**Stated task**. Look through the material and tally each line bearing the word "объема". Give only the total.

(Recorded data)
—————

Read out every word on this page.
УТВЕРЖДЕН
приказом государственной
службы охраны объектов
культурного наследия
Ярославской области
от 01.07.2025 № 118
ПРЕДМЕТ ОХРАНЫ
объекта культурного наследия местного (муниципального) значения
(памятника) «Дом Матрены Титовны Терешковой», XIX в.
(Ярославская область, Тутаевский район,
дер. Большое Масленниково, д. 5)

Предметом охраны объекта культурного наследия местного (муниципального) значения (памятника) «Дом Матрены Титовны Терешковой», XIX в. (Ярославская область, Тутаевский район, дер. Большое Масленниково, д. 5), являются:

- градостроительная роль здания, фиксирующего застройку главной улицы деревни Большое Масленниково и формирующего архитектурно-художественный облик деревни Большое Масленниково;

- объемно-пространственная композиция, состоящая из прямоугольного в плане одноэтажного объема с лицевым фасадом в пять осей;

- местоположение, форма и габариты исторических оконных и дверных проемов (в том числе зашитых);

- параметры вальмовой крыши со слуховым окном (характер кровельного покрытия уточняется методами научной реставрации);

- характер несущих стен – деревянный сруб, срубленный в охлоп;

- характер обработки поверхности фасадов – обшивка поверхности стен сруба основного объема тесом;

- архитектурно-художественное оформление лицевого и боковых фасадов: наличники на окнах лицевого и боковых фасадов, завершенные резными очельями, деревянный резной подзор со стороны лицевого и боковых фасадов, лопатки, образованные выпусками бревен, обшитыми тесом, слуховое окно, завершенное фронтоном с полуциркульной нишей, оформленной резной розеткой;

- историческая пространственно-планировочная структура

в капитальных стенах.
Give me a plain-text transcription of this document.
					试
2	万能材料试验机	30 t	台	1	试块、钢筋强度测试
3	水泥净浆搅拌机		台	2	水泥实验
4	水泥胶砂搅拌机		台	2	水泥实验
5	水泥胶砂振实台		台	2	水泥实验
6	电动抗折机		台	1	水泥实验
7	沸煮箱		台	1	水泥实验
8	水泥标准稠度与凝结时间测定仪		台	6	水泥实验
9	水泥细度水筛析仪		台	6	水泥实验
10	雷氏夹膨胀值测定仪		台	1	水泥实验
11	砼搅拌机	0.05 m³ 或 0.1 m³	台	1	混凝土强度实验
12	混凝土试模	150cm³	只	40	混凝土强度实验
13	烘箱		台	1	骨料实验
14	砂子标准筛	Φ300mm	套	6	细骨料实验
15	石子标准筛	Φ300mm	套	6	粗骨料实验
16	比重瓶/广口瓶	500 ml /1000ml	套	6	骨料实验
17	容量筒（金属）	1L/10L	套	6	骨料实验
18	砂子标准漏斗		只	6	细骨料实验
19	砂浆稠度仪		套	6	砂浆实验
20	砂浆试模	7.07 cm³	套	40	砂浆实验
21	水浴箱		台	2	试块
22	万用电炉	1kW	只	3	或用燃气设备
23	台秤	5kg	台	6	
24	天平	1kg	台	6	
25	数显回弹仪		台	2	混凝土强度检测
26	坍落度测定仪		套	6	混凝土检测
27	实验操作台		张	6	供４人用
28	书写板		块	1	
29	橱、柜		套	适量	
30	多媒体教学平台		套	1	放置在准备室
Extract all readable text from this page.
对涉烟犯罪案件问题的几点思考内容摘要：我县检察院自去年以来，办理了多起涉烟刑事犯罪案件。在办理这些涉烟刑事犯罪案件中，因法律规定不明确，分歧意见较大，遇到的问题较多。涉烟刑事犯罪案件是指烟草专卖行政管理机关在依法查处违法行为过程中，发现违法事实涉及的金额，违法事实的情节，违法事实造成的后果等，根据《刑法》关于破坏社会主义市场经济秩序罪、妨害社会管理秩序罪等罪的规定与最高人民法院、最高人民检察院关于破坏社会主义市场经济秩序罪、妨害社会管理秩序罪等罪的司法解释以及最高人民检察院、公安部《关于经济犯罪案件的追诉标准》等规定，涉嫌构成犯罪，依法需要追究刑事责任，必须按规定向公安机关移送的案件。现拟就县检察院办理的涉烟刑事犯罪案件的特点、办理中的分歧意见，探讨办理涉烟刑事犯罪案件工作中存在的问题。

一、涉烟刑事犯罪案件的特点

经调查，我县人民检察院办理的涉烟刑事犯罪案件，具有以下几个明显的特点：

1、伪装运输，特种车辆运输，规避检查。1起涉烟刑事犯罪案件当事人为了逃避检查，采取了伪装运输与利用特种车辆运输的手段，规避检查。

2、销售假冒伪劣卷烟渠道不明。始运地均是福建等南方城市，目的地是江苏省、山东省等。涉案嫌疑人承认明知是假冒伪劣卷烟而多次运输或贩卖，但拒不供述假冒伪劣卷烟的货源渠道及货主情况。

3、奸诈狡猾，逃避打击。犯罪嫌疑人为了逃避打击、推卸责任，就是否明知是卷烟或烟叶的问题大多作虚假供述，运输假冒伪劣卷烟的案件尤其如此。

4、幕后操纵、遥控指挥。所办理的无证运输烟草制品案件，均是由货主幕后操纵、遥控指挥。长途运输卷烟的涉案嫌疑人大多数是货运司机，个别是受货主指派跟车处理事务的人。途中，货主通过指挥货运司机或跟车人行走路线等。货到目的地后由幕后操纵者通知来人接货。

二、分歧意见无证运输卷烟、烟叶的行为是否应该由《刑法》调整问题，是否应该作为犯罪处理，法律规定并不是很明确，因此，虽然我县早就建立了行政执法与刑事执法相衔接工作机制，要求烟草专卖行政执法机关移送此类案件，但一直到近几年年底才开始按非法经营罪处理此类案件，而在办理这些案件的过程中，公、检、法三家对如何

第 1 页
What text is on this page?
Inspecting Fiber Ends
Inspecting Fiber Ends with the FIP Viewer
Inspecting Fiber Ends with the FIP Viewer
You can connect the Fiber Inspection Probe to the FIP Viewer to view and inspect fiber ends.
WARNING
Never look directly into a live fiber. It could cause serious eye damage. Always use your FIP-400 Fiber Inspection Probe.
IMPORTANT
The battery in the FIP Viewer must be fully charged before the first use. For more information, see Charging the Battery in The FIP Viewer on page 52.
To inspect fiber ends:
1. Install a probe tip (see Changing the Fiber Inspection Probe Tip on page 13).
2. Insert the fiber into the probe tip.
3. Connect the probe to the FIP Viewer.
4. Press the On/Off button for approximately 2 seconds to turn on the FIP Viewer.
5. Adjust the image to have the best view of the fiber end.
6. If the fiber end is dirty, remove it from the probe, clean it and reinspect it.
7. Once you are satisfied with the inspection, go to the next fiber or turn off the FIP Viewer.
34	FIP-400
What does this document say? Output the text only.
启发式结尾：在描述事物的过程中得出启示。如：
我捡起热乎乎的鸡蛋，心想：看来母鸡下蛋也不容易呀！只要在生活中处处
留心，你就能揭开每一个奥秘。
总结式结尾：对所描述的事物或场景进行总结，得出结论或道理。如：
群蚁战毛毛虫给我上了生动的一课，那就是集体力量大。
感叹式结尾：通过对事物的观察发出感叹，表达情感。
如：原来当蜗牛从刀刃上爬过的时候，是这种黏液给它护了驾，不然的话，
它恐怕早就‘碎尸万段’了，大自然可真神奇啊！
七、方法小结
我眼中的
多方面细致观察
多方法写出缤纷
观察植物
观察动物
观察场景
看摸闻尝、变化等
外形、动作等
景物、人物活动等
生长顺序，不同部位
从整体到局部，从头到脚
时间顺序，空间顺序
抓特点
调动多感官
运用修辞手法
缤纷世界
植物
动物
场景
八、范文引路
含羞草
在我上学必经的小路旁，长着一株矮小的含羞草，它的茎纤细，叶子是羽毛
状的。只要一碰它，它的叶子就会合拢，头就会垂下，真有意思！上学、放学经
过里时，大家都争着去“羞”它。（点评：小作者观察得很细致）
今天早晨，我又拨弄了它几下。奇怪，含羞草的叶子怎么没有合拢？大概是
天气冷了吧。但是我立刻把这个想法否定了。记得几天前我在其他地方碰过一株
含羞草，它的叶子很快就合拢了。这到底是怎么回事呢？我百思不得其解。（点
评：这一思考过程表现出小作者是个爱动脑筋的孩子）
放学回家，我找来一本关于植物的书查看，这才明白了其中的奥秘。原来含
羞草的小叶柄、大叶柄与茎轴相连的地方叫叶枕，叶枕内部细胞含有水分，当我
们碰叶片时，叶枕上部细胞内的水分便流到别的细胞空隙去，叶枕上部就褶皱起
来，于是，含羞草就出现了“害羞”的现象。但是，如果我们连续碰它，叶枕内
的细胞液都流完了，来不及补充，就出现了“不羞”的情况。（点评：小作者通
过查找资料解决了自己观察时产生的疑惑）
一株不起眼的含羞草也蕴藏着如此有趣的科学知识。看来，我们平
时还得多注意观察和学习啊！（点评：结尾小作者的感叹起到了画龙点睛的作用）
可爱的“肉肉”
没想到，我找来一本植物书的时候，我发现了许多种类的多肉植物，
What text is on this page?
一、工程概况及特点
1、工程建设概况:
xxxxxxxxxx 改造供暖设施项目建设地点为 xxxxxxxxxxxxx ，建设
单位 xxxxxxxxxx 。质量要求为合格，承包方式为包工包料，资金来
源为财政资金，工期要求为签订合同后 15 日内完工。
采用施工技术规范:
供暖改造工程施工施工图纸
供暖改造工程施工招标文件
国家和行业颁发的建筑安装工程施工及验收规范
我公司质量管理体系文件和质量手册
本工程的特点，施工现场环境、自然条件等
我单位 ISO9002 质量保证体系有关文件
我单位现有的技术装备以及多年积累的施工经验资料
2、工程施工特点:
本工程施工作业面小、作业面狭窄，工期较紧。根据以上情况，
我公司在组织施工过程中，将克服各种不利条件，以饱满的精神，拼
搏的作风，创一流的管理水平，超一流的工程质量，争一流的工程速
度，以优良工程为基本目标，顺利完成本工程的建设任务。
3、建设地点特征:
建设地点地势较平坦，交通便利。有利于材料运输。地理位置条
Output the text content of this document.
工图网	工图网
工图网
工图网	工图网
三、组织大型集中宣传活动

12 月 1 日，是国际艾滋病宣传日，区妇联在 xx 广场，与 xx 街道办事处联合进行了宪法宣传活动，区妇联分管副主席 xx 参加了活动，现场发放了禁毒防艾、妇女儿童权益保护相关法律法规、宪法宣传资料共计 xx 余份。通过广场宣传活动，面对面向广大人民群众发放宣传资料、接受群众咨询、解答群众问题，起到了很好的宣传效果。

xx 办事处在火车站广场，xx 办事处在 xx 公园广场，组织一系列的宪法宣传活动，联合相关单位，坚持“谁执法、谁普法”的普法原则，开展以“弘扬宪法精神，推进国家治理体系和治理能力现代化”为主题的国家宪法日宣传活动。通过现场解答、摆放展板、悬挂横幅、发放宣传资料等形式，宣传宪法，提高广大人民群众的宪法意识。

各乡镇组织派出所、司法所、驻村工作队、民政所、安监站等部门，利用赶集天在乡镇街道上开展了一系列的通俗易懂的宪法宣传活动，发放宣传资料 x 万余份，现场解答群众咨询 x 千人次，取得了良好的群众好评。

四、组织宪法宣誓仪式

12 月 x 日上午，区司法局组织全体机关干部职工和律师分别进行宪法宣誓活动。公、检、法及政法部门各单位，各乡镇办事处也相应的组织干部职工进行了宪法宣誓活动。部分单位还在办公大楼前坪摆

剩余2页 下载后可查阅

—————

**Answer to this problem**. 2